● Problem statement
Can you repeat the lines of the material that start at the line containing "data-point <box>231 69 236 73</box>" and end with the line containing "data-point <box>387 266 392 271</box>", including both of those lines?

══════════

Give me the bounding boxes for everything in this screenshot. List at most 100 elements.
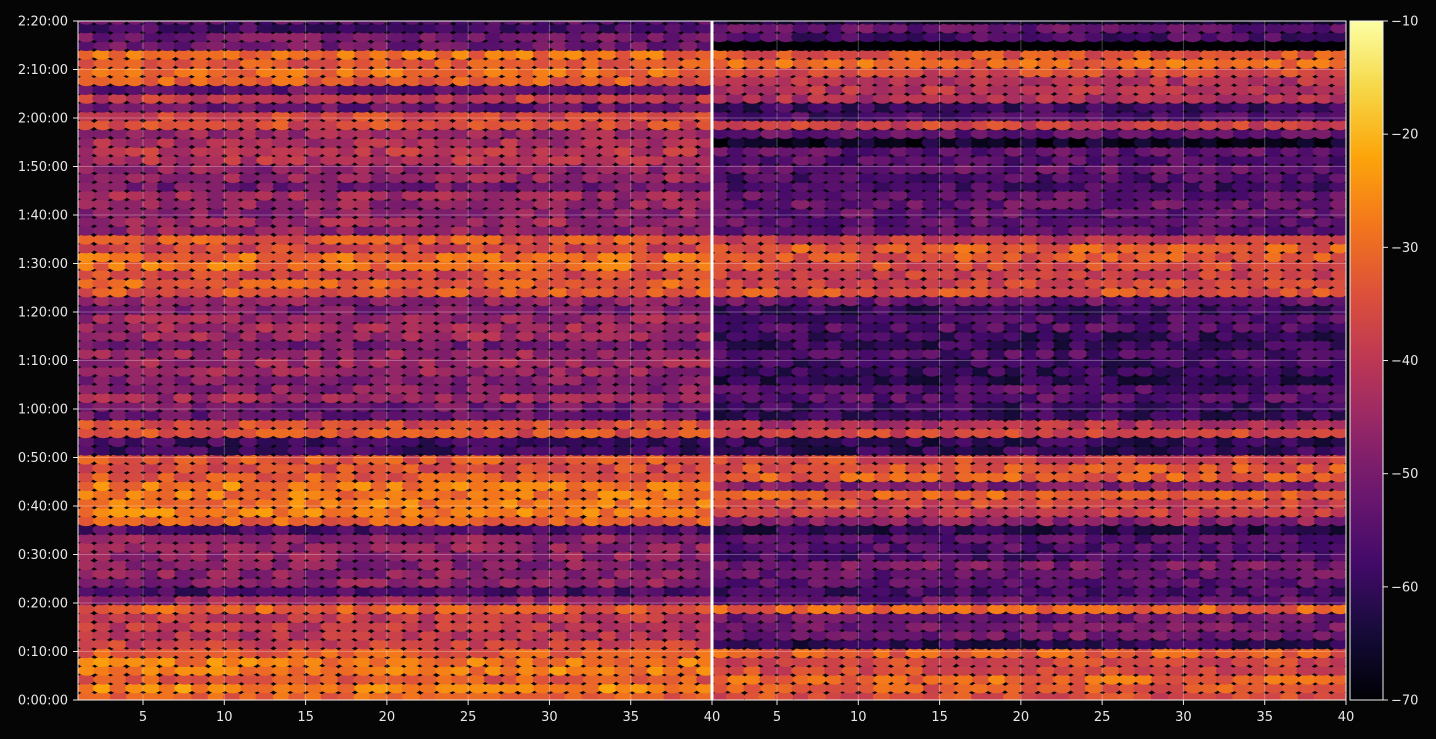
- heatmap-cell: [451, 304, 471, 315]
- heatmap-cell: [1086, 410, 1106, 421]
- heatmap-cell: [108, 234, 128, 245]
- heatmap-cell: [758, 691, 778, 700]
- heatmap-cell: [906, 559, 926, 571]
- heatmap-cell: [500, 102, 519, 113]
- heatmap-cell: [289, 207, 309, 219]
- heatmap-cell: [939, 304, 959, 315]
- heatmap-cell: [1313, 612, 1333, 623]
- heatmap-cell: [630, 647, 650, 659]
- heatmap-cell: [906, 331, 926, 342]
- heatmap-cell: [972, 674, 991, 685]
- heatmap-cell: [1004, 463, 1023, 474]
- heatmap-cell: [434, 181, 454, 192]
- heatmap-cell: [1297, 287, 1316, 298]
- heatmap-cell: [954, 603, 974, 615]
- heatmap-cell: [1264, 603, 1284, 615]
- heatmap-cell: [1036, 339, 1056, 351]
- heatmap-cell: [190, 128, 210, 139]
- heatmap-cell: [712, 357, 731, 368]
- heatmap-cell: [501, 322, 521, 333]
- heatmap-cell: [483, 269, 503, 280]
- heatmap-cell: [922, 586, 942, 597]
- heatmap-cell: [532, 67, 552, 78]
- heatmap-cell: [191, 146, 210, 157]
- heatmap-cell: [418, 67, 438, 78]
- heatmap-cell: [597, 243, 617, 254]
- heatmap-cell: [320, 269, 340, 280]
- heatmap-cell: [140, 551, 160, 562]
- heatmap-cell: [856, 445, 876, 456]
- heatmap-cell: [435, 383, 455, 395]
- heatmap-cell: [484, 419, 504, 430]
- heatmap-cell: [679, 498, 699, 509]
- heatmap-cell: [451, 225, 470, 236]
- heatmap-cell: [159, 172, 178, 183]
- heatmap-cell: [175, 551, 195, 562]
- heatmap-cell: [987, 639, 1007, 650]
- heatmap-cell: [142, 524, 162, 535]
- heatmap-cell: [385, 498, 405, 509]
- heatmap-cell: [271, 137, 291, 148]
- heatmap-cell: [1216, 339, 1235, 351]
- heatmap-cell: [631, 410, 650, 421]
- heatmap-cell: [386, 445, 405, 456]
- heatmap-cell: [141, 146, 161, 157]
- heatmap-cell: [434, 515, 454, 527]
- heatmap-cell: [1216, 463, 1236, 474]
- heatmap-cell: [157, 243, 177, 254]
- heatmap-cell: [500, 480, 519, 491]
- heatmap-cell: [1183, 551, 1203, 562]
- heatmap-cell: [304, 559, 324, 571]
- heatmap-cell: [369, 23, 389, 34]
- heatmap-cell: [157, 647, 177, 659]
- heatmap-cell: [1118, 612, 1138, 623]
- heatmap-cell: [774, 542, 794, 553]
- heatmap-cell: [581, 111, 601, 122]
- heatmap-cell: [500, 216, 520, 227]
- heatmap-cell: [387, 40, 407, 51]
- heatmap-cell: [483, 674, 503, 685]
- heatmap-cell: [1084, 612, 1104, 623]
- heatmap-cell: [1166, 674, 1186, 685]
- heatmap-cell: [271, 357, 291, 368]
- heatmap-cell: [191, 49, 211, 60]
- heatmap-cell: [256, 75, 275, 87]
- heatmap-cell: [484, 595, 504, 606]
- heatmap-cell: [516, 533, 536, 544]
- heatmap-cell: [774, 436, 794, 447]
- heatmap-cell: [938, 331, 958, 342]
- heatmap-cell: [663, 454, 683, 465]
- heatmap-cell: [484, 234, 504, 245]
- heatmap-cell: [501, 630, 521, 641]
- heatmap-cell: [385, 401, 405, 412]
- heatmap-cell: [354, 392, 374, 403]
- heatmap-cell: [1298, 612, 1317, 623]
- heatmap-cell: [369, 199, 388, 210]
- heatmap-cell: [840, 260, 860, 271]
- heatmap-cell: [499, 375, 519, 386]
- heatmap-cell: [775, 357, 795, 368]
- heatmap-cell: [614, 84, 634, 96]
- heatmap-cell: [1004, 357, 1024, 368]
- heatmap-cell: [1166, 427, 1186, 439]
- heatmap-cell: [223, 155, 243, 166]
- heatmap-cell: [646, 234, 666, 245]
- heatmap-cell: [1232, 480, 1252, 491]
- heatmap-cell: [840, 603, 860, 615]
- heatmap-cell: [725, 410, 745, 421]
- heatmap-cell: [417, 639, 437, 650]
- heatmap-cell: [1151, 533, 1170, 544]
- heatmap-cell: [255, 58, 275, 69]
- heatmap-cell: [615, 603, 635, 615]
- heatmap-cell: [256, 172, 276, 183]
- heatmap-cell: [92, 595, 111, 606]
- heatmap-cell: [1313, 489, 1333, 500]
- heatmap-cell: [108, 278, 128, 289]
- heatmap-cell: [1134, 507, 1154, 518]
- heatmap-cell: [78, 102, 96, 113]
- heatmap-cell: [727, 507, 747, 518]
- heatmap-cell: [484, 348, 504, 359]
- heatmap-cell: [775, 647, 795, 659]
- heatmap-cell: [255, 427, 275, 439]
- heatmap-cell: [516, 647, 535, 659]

══════════

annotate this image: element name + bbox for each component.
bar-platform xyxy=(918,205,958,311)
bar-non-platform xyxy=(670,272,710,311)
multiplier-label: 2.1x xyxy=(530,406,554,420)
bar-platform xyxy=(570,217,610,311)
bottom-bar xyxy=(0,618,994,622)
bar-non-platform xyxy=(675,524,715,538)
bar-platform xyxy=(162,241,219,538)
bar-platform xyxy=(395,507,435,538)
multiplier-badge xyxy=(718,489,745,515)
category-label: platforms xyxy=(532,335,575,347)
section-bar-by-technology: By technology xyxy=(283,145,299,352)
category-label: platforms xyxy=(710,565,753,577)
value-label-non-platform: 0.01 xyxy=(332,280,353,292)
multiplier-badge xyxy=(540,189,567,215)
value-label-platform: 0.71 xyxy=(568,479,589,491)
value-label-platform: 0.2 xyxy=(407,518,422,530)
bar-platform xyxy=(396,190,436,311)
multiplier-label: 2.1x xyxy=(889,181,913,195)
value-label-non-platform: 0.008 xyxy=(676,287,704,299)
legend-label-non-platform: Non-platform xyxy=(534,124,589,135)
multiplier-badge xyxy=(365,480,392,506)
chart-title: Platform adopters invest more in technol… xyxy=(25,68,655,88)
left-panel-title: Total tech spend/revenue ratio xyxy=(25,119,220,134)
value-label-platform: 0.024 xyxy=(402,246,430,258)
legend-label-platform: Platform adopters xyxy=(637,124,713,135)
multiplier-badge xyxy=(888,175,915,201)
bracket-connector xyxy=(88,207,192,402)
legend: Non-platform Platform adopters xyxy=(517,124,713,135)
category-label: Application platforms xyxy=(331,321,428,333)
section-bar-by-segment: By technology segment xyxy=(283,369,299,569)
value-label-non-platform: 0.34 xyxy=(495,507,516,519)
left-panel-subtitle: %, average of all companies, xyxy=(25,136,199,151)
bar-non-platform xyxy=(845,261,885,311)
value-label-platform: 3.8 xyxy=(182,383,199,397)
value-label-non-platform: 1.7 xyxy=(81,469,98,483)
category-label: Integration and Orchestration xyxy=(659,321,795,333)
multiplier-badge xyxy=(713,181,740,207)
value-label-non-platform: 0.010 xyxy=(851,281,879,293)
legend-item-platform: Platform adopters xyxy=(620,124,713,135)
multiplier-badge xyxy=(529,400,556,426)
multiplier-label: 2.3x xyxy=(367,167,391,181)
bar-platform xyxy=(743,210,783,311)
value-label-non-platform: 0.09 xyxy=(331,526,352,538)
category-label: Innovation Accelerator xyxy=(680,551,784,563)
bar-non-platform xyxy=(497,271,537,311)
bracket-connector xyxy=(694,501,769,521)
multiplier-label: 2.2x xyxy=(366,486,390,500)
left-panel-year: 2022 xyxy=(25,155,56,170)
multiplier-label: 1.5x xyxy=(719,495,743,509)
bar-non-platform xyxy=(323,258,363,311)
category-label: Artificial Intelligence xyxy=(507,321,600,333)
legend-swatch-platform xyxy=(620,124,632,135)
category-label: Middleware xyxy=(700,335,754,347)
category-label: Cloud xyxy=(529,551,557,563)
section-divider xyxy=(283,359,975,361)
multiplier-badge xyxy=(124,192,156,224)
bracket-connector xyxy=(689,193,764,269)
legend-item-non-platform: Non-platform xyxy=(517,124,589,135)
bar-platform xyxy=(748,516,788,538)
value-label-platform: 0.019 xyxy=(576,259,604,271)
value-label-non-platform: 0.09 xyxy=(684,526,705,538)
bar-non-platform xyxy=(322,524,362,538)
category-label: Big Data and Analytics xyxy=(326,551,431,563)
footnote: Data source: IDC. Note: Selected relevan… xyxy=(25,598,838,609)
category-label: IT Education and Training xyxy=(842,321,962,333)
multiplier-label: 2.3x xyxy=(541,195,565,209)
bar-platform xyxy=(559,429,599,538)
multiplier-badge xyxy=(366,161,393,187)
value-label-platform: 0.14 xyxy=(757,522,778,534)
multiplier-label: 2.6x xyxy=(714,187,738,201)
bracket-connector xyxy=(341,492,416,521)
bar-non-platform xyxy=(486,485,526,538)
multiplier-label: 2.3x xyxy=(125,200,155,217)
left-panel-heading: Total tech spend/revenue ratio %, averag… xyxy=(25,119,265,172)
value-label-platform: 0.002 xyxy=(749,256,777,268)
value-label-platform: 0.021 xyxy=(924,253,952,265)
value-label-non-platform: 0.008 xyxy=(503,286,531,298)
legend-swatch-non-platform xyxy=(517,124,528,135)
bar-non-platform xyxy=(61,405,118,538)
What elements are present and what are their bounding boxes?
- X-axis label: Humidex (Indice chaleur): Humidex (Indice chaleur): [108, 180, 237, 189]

══════════

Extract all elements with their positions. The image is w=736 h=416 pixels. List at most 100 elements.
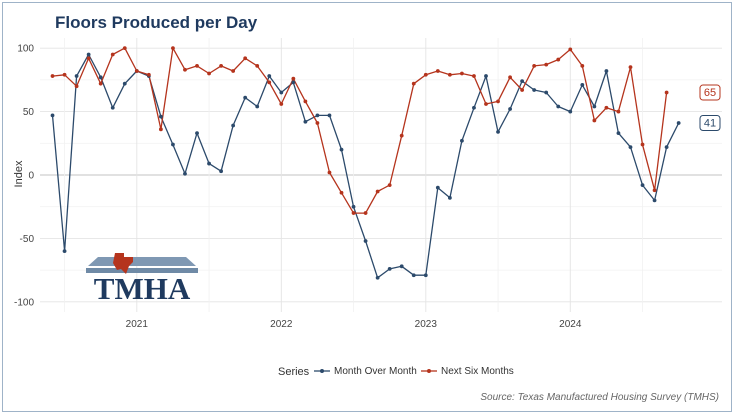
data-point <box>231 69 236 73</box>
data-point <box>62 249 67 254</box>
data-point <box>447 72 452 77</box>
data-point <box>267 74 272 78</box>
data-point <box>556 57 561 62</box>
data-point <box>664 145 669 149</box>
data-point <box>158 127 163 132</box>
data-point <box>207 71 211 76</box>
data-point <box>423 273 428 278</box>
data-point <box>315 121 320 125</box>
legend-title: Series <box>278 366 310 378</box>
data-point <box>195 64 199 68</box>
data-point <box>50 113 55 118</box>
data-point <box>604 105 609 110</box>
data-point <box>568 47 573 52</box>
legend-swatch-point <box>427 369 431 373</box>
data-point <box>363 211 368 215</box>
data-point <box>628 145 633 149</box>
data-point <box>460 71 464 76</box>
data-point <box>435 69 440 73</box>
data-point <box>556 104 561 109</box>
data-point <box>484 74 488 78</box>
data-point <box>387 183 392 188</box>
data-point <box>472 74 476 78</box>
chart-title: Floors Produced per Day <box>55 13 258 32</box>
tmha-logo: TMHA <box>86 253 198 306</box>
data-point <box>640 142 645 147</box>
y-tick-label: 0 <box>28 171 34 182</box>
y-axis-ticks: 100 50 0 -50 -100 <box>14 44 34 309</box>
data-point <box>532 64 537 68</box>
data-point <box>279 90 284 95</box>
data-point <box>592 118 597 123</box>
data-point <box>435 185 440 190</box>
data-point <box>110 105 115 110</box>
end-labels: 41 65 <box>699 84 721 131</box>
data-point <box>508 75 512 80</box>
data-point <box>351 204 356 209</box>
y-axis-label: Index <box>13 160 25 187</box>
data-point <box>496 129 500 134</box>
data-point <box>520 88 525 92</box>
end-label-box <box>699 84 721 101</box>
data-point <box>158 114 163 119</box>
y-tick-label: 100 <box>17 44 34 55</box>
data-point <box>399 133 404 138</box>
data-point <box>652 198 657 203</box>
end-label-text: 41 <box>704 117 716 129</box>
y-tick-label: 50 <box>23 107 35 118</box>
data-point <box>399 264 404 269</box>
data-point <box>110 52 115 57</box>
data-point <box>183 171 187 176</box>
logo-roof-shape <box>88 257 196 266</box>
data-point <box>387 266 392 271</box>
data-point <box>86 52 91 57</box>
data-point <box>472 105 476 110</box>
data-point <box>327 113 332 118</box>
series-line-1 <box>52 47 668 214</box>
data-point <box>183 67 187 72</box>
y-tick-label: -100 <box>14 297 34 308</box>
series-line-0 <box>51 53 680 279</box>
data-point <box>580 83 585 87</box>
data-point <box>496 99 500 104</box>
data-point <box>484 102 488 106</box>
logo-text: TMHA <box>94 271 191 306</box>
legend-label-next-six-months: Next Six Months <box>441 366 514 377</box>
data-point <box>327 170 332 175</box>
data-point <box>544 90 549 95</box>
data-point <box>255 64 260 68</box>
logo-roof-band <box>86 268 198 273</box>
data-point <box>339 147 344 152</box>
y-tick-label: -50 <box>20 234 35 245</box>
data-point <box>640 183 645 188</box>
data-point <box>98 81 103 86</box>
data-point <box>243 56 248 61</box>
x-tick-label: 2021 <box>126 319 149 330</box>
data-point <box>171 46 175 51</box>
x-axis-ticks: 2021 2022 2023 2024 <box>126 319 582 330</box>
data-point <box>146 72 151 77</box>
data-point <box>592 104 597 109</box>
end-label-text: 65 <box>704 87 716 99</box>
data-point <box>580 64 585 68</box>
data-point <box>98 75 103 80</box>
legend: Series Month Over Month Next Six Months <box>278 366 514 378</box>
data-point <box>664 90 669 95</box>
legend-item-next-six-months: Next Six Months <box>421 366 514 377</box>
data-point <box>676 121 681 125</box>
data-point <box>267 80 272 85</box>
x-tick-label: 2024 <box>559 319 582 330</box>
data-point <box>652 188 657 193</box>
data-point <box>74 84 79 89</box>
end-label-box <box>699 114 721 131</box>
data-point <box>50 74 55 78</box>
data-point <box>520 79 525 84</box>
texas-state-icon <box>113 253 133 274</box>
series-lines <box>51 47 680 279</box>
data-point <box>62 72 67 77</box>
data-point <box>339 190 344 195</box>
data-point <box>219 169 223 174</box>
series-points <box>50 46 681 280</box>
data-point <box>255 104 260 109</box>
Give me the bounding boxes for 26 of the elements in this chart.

══════════

● Solution to this exercise
data-point <box>231 69 236 73</box>
data-point <box>62 249 67 254</box>
data-point <box>447 72 452 77</box>
data-point <box>267 74 272 78</box>
data-point <box>556 57 561 62</box>
data-point <box>664 145 669 149</box>
data-point <box>158 127 163 132</box>
data-point <box>207 71 211 76</box>
data-point <box>423 273 428 278</box>
data-point <box>315 121 320 125</box>
legend-title: Series <box>278 366 310 378</box>
data-point <box>195 64 199 68</box>
data-point <box>50 113 55 118</box>
data-point <box>604 105 609 110</box>
data-point <box>568 47 573 52</box>
legend-swatch-point <box>427 369 431 373</box>
data-point <box>363 211 368 215</box>
data-point <box>628 145 633 149</box>
data-point <box>460 71 464 76</box>
data-point <box>435 69 440 73</box>
data-point <box>556 104 561 109</box>
data-point <box>484 74 488 78</box>
data-point <box>387 183 392 188</box>
data-point <box>472 74 476 78</box>
chart-title: Floors Produced per Day <box>55 13 258 32</box>
tmha-logo: TMHA <box>86 253 198 306</box>
data-point <box>640 142 645 147</box>
y-tick-label: 0 <box>28 171 34 182</box>
y-axis-ticks: 100 50 0 -50 -100 <box>14 44 34 309</box>
data-point <box>532 64 537 68</box>
data-point <box>279 90 284 95</box>
data-point <box>592 118 597 123</box>
data-point <box>435 185 440 190</box>
data-point <box>110 105 115 110</box>
end-labels: 41 65 <box>699 84 721 131</box>
data-point <box>508 75 512 80</box>
data-point <box>351 204 356 209</box>
y-axis-label: Index <box>13 160 25 187</box>
data-point <box>496 129 500 134</box>
data-point <box>520 88 525 92</box>
end-label-box <box>699 84 721 101</box>
data-point <box>158 114 163 119</box>
y-tick-label: 100 <box>17 44 34 55</box>
data-point <box>399 133 404 138</box>
data-point <box>652 198 657 203</box>
end-label-text: 41 <box>704 117 716 129</box>
y-tick-label: 50 <box>23 107 35 118</box>
data-point <box>399 264 404 269</box>
data-point <box>110 52 115 57</box>
data-point <box>183 171 187 176</box>
logo-roof-shape <box>88 257 196 266</box>
data-point <box>387 266 392 271</box>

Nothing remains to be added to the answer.